What the task requires: Give an exact transcription of every line, dropping the images.

Data supplied:
● ● ● ● ● ● ●

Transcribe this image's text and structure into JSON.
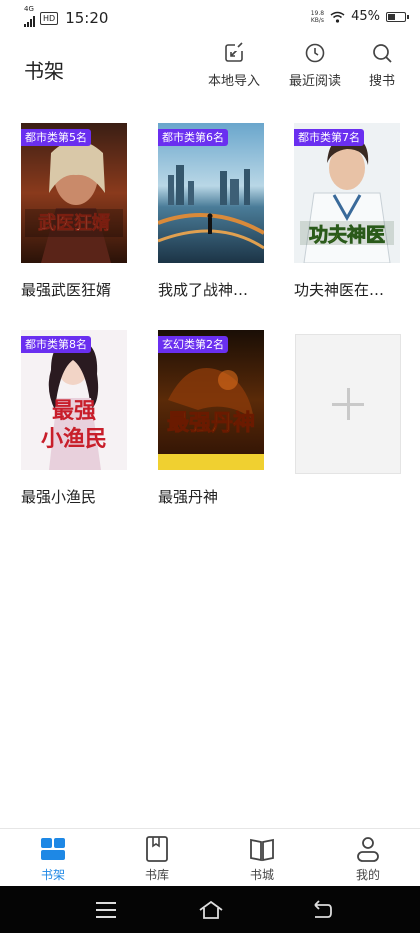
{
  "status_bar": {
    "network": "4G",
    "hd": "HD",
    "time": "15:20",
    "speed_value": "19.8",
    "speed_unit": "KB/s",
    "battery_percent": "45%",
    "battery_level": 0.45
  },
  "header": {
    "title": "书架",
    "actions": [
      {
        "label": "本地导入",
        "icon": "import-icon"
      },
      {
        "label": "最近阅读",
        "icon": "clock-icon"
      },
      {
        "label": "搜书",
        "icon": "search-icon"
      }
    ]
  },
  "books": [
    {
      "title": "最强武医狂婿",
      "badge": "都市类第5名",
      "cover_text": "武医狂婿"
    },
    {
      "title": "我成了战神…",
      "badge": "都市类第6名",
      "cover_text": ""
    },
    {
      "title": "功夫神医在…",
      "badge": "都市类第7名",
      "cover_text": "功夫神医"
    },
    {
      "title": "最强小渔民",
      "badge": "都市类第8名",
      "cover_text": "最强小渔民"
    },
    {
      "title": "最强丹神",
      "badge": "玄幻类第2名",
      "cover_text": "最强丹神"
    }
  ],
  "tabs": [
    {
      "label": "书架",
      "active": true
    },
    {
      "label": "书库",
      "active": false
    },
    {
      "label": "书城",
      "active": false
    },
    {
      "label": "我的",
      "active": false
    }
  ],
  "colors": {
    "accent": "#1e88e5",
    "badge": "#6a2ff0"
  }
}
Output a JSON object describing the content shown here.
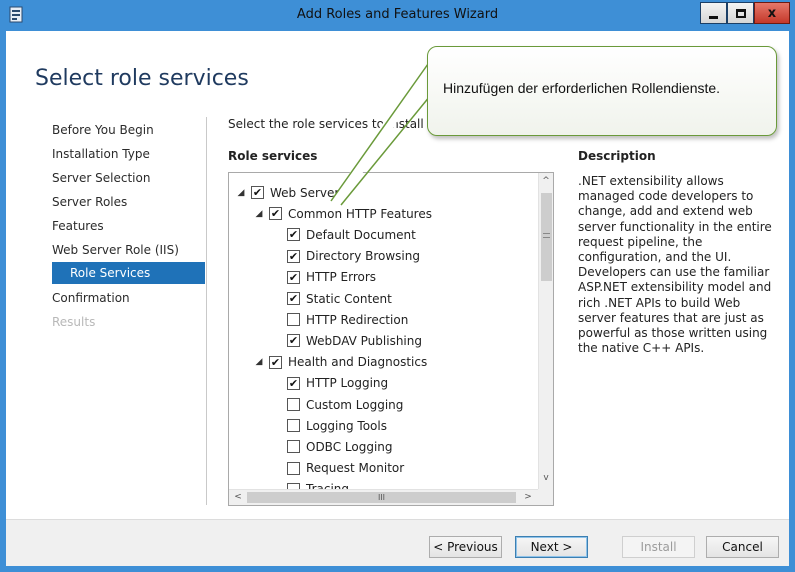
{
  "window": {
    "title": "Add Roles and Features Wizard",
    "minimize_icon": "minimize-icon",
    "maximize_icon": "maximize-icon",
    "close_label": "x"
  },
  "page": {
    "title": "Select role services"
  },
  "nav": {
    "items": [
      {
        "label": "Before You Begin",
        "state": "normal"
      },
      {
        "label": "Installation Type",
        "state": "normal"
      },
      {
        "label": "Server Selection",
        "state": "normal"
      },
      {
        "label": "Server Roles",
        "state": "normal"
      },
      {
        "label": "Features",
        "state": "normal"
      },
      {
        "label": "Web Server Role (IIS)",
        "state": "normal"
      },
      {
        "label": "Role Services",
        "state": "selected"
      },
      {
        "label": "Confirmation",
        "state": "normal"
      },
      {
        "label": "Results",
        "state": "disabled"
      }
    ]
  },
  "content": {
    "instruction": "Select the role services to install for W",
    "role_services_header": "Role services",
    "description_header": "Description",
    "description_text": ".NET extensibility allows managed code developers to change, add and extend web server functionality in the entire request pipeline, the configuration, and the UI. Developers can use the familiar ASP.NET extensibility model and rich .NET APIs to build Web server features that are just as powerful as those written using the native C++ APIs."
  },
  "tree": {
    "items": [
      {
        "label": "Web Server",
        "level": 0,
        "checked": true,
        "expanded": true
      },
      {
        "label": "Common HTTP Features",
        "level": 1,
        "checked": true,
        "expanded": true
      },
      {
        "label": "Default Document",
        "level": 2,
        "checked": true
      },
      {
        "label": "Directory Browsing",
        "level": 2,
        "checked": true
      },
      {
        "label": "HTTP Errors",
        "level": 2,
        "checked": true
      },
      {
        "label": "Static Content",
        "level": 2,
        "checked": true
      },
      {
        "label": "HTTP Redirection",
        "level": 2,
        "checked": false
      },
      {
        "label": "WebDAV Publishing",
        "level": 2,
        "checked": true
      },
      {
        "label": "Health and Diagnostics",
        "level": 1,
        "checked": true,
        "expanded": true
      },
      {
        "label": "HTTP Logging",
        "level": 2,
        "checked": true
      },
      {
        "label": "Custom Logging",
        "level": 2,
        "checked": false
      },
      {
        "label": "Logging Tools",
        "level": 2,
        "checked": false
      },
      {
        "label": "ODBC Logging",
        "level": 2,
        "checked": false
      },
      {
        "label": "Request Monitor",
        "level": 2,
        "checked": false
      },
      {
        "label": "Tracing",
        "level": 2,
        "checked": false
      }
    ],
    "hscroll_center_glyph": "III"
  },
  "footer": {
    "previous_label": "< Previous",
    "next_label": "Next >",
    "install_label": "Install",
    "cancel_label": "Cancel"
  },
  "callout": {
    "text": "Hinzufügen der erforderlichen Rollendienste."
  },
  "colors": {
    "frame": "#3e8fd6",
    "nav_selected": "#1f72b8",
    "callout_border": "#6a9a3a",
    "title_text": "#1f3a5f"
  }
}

● ● ● ● ● ● ●

Full response:
Transcribe this image's text and structure into JSON.
{
  "status_bar": {
    "network": "4G",
    "hd": "HD",
    "time": "15:20",
    "speed_value": "19.8",
    "speed_unit": "KB/s",
    "battery_percent": "45%",
    "battery_level": 0.45
  },
  "header": {
    "title": "书架",
    "actions": [
      {
        "label": "本地导入",
        "icon": "import-icon"
      },
      {
        "label": "最近阅读",
        "icon": "clock-icon"
      },
      {
        "label": "搜书",
        "icon": "search-icon"
      }
    ]
  },
  "books": [
    {
      "title": "最强武医狂婿",
      "badge": "都市类第5名",
      "cover_text": "武医狂婿"
    },
    {
      "title": "我成了战神…",
      "badge": "都市类第6名",
      "cover_text": ""
    },
    {
      "title": "功夫神医在…",
      "badge": "都市类第7名",
      "cover_text": "功夫神医"
    },
    {
      "title": "最强小渔民",
      "badge": "都市类第8名",
      "cover_text": "最强小渔民"
    },
    {
      "title": "最强丹神",
      "badge": "玄幻类第2名",
      "cover_text": "最强丹神"
    }
  ],
  "tabs": [
    {
      "label": "书架",
      "active": true
    },
    {
      "label": "书库",
      "active": false
    },
    {
      "label": "书城",
      "active": false
    },
    {
      "label": "我的",
      "active": false
    }
  ],
  "colors": {
    "accent": "#1e88e5",
    "badge": "#6a2ff0"
  }
}
Output a JSON object describing the content shown here.
{
  "window": {
    "title": "Add Roles and Features Wizard",
    "minimize_icon": "minimize-icon",
    "maximize_icon": "maximize-icon",
    "close_label": "x"
  },
  "page": {
    "title": "Select role services"
  },
  "nav": {
    "items": [
      {
        "label": "Before You Begin",
        "state": "normal"
      },
      {
        "label": "Installation Type",
        "state": "normal"
      },
      {
        "label": "Server Selection",
        "state": "normal"
      },
      {
        "label": "Server Roles",
        "state": "normal"
      },
      {
        "label": "Features",
        "state": "normal"
      },
      {
        "label": "Web Server Role (IIS)",
        "state": "normal"
      },
      {
        "label": "Role Services",
        "state": "selected"
      },
      {
        "label": "Confirmation",
        "state": "normal"
      },
      {
        "label": "Results",
        "state": "disabled"
      }
    ]
  },
  "content": {
    "instruction": "Select the role services to install for W",
    "role_services_header": "Role services",
    "description_header": "Description",
    "description_text": ".NET extensibility allows managed code developers to change, add and extend web server functionality in the entire request pipeline, the configuration, and the UI. Developers can use the familiar ASP.NET extensibility model and rich .NET APIs to build Web server features that are just as powerful as those written using the native C++ APIs."
  },
  "tree": {
    "items": [
      {
        "label": "Web Server",
        "level": 0,
        "checked": true,
        "expanded": true
      },
      {
        "label": "Common HTTP Features",
        "level": 1,
        "checked": true,
        "expanded": true
      },
      {
        "label": "Default Document",
        "level": 2,
        "checked": true
      },
      {
        "label": "Directory Browsing",
        "level": 2,
        "checked": true
      },
      {
        "label": "HTTP Errors",
        "level": 2,
        "checked": true
      },
      {
        "label": "Static Content",
        "level": 2,
        "checked": true
      },
      {
        "label": "HTTP Redirection",
        "level": 2,
        "checked": false
      },
      {
        "label": "WebDAV Publishing",
        "level": 2,
        "checked": true
      },
      {
        "label": "Health and Diagnostics",
        "level": 1,
        "checked": true,
        "expanded": true
      },
      {
        "label": "HTTP Logging",
        "level": 2,
        "checked": true
      },
      {
        "label": "Custom Logging",
        "level": 2,
        "checked": false
      },
      {
        "label": "Logging Tools",
        "level": 2,
        "checked": false
      },
      {
        "label": "ODBC Logging",
        "level": 2,
        "checked": false
      },
      {
        "label": "Request Monitor",
        "level": 2,
        "checked": false
      },
      {
        "label": "Tracing",
        "level": 2,
        "checked": false
      }
    ],
    "hscroll_center_glyph": "III"
  },
  "footer": {
    "previous_label": "< Previous",
    "next_label": "Next >",
    "install_label": "Install",
    "cancel_label": "Cancel"
  },
  "callout": {
    "text": "Hinzufügen der erforderlichen Rollendienste."
  },
  "colors": {
    "frame": "#3e8fd6",
    "nav_selected": "#1f72b8",
    "callout_border": "#6a9a3a",
    "title_text": "#1f3a5f"
  }
}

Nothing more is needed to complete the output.